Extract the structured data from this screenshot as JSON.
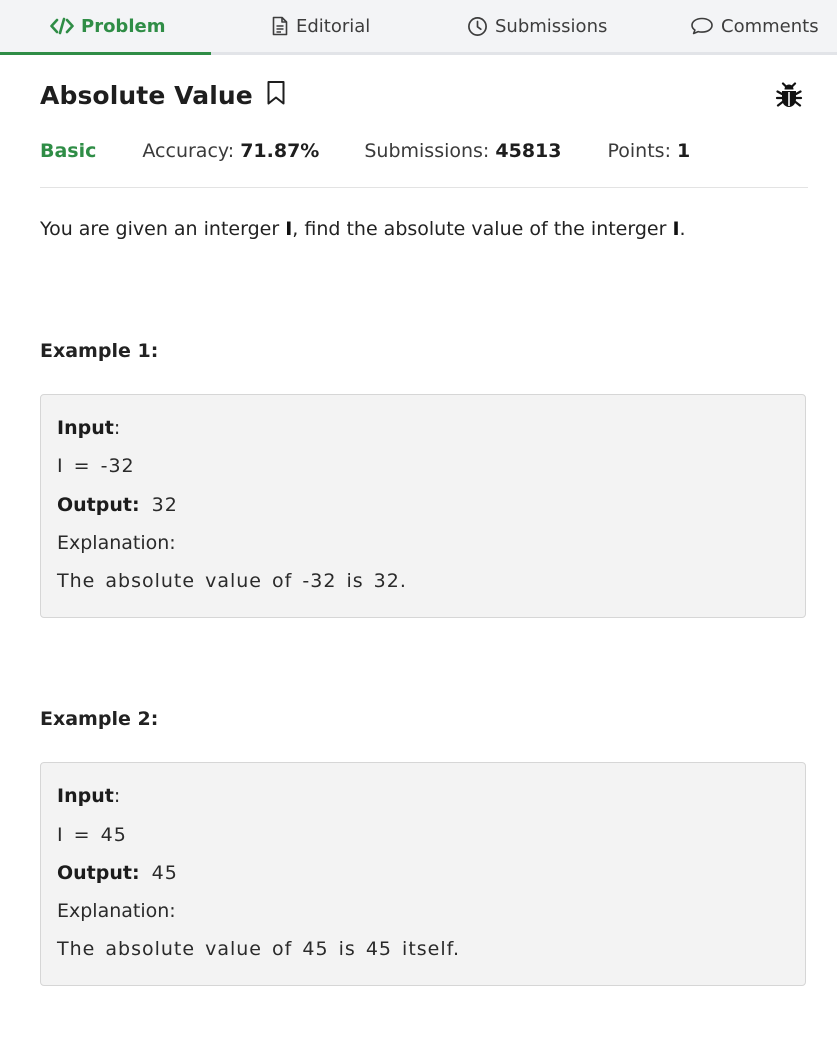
{
  "tabs": [
    {
      "label": "Problem",
      "icon": "code-icon",
      "active": true
    },
    {
      "label": "Editorial",
      "icon": "document-icon",
      "active": false
    },
    {
      "label": "Submissions",
      "icon": "clock-icon",
      "active": false
    },
    {
      "label": "Comments",
      "icon": "comment-bubble-icon",
      "active": false
    }
  ],
  "problem": {
    "title": "Absolute Value",
    "difficulty": "Basic",
    "accuracy_label": "Accuracy: ",
    "accuracy_value": "71.87%",
    "submissions_label": "Submissions: ",
    "submissions_value": "45813",
    "points_label": "Points: ",
    "points_value": "1"
  },
  "statement": {
    "part1": "You are given an interger ",
    "var1": "I",
    "part2": ", find the absolute value of the interger ",
    "var2": "I",
    "part3": "."
  },
  "examples": [
    {
      "title": "Example 1:",
      "input_label": "Input",
      "input_colon": ":",
      "input_value": "I = -32",
      "output_label": "Output:",
      "output_value": "32",
      "explanation_label": "Explanation:",
      "explanation_text": "The absolute value of -32 is 32."
    },
    {
      "title": "Example 2:",
      "input_label": "Input",
      "input_colon": ":",
      "input_value": "I = 45",
      "output_label": "Output:",
      "output_value": "45",
      "explanation_label": "Explanation:",
      "explanation_text": "The absolute value of 45 is 45 itself."
    }
  ],
  "colors": {
    "accent": "#2f8d46",
    "tab_bar_bg": "#f3f4f6",
    "example_bg": "#f3f3f3"
  }
}
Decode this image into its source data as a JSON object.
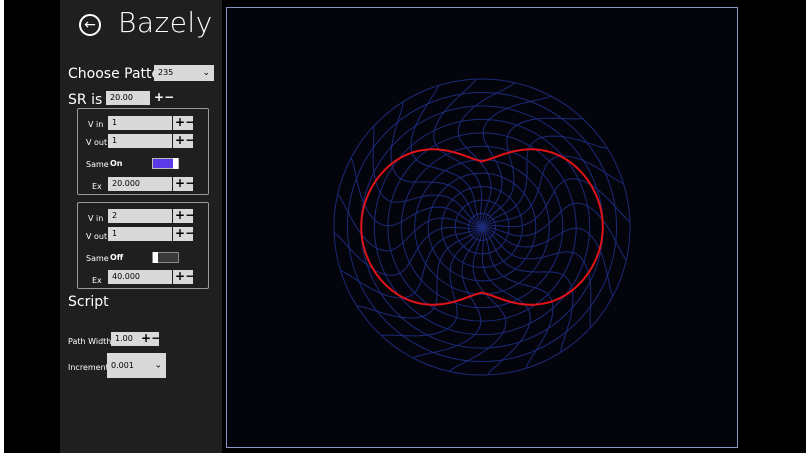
{
  "app": {
    "title": "Bazely"
  },
  "pattern": {
    "label": "Choose Pattern",
    "value": "235"
  },
  "sr": {
    "label": "SR is",
    "value": "20.00"
  },
  "group1": {
    "vin_label": "V in",
    "vin_value": "1",
    "vout_label": "V out",
    "vout_value": "1",
    "same_label": "Same",
    "same_state": "On",
    "ex_label": "Ex",
    "ex_value": "20.000"
  },
  "group2": {
    "vin_label": "V in",
    "vin_value": "2",
    "vout_label": "V out",
    "vout_value": "1",
    "same_label": "Same",
    "same_state": "Off",
    "ex_label": "Ex",
    "ex_value": "40.000"
  },
  "script": {
    "label": "Script"
  },
  "path_width": {
    "label": "Path Width",
    "value": "1.00"
  },
  "increment": {
    "label": "Increment",
    "value": "0.001"
  },
  "controls": {
    "plus": "+",
    "minus": "−"
  },
  "colors": {
    "grid": "#1c2a78",
    "curve": "#e01418",
    "accent": "#5b3be8"
  }
}
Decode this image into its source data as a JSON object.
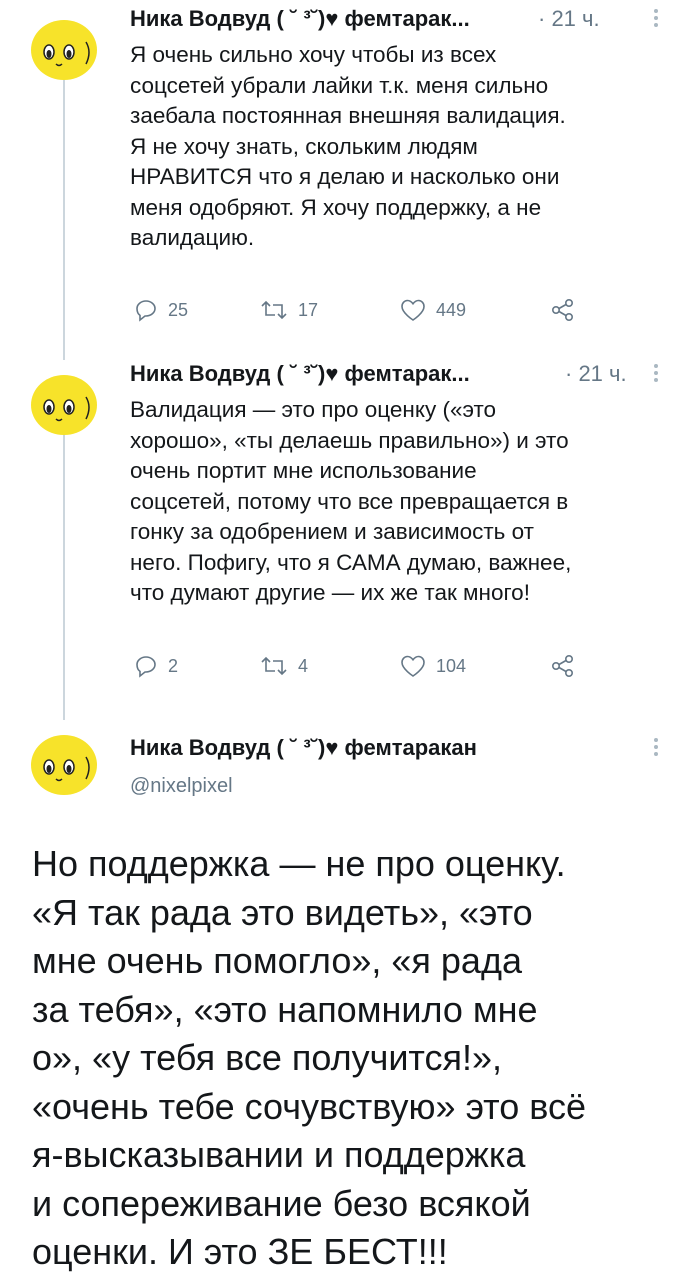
{
  "tweets": [
    {
      "author": "Ника Водвуд ( ˘ ³˘)♥ фемтарак...",
      "time": "· 21 ч.",
      "text": "Я очень сильно хочу чтобы из всех\nсоцсетей убрали лайки т.к. меня сильно\nзаебала постоянная внешняя валидация.\nЯ не хочу знать, скольким людям\nНРАВИТСЯ что я делаю и насколько они\nменя одобряют. Я хочу поддержку, а не\nвалидацию.",
      "replies": "25",
      "retweets": "17",
      "likes": "449"
    },
    {
      "author": "Ника Водвуд ( ˘ ³˘)♥ фемтарак...",
      "time": "· 21 ч.",
      "text": "Валидация — это про оценку («это\nхорошо», «ты делаешь правильно») и это\nочень портит мне использование\nсоцсетей, потому что все превращается в\nгонку за одобрением и зависимость от\nнего. Пофигу, что я САМА думаю, важнее,\nчто думают другие — их же так много!",
      "replies": "2",
      "retweets": "4",
      "likes": "104"
    }
  ],
  "main_tweet": {
    "author": "Ника Водвуд ( ˘ ³˘)♥ фемтаракан",
    "handle": "@nixelpixel",
    "text": "Но поддержка — не про оценку.\n«Я так рада это видеть», «это\nмне очень помогло», «я рада\nза тебя», «это напомнило мне\nо», «у тебя все получится!»,\n«очень тебе сочувствую» это всё\nя-высказывании и поддержка\nи сопереживание безо всякой\nоценки. И это ЗЕ БЕСТ!!!"
  },
  "colors": {
    "avatar_yellow": "#f7e32a",
    "thread_line": "#ccd6dd",
    "secondary_text": "#657786"
  },
  "icons": [
    "avatar",
    "reply-icon",
    "retweet-icon",
    "like-icon",
    "share-icon",
    "more-icon"
  ]
}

The exercise: Give every line above again exactly, with no pictures.

Task solution:
Extract the structured data from this screenshot as JSON.
{
  "tabs": [
    {
      "label": "Problem",
      "icon": "code-icon",
      "active": true
    },
    {
      "label": "Editorial",
      "icon": "document-icon",
      "active": false
    },
    {
      "label": "Submissions",
      "icon": "clock-icon",
      "active": false
    },
    {
      "label": "Comments",
      "icon": "comment-bubble-icon",
      "active": false
    }
  ],
  "problem": {
    "title": "Absolute Value",
    "difficulty": "Basic",
    "accuracy_label": "Accuracy: ",
    "accuracy_value": "71.87%",
    "submissions_label": "Submissions: ",
    "submissions_value": "45813",
    "points_label": "Points: ",
    "points_value": "1"
  },
  "statement": {
    "part1": "You are given an interger ",
    "var1": "I",
    "part2": ", find the absolute value of the interger ",
    "var2": "I",
    "part3": "."
  },
  "examples": [
    {
      "title": "Example 1:",
      "input_label": "Input",
      "input_colon": ":",
      "input_value": "I = -32",
      "output_label": "Output:",
      "output_value": "32",
      "explanation_label": "Explanation:",
      "explanation_text": "The absolute value of -32 is 32."
    },
    {
      "title": "Example 2:",
      "input_label": "Input",
      "input_colon": ":",
      "input_value": "I = 45",
      "output_label": "Output:",
      "output_value": "45",
      "explanation_label": "Explanation:",
      "explanation_text": "The absolute value of 45 is 45 itself."
    }
  ],
  "colors": {
    "accent": "#2f8d46",
    "tab_bar_bg": "#f3f4f6",
    "example_bg": "#f3f3f3"
  }
}
Decode this image into its source data as a JSON object.
{
  "app": {
    "title": "Bazely"
  },
  "pattern": {
    "label": "Choose Pattern",
    "value": "235"
  },
  "sr": {
    "label": "SR is",
    "value": "20.00"
  },
  "group1": {
    "vin_label": "V in",
    "vin_value": "1",
    "vout_label": "V out",
    "vout_value": "1",
    "same_label": "Same",
    "same_state": "On",
    "ex_label": "Ex",
    "ex_value": "20.000"
  },
  "group2": {
    "vin_label": "V in",
    "vin_value": "2",
    "vout_label": "V out",
    "vout_value": "1",
    "same_label": "Same",
    "same_state": "Off",
    "ex_label": "Ex",
    "ex_value": "40.000"
  },
  "script": {
    "label": "Script"
  },
  "path_width": {
    "label": "Path Width",
    "value": "1.00"
  },
  "increment": {
    "label": "Increment",
    "value": "0.001"
  },
  "controls": {
    "plus": "+",
    "minus": "−"
  },
  "colors": {
    "grid": "#1c2a78",
    "curve": "#e01418",
    "accent": "#5b3be8"
  }
}
Decode this image into its source data as a JSON object.
{
  "tweets": [
    {
      "author": "Ника Водвуд ( ˘ ³˘)♥ фемтарак...",
      "time": "· 21 ч.",
      "text": "Я очень сильно хочу чтобы из всех\nсоцсетей убрали лайки т.к. меня сильно\nзаебала постоянная внешняя валидация.\nЯ не хочу знать, скольким людям\nНРАВИТСЯ что я делаю и насколько они\nменя одобряют. Я хочу поддержку, а не\nвалидацию.",
      "replies": "25",
      "retweets": "17",
      "likes": "449"
    },
    {
      "author": "Ника Водвуд ( ˘ ³˘)♥ фемтарак...",
      "time": "· 21 ч.",
      "text": "Валидация — это про оценку («это\nхорошо», «ты делаешь правильно») и это\nочень портит мне использование\nсоцсетей, потому что все превращается в\nгонку за одобрением и зависимость от\nнего. Пофигу, что я САМА думаю, важнее,\nчто думают другие — их же так много!",
      "replies": "2",
      "retweets": "4",
      "likes": "104"
    }
  ],
  "main_tweet": {
    "author": "Ника Водвуд ( ˘ ³˘)♥ фемтаракан",
    "handle": "@nixelpixel",
    "text": "Но поддержка — не про оценку.\n«Я так рада это видеть», «это\nмне очень помогло», «я рада\nза тебя», «это напомнило мне\nо», «у тебя все получится!»,\n«очень тебе сочувствую» это всё\nя-высказывании и поддержка\nи сопереживание безо всякой\nоценки. И это ЗЕ БЕСТ!!!"
  },
  "colors": {
    "avatar_yellow": "#f7e32a",
    "thread_line": "#ccd6dd",
    "secondary_text": "#657786"
  },
  "icons": [
    "avatar",
    "reply-icon",
    "retweet-icon",
    "like-icon",
    "share-icon",
    "more-icon"
  ]
}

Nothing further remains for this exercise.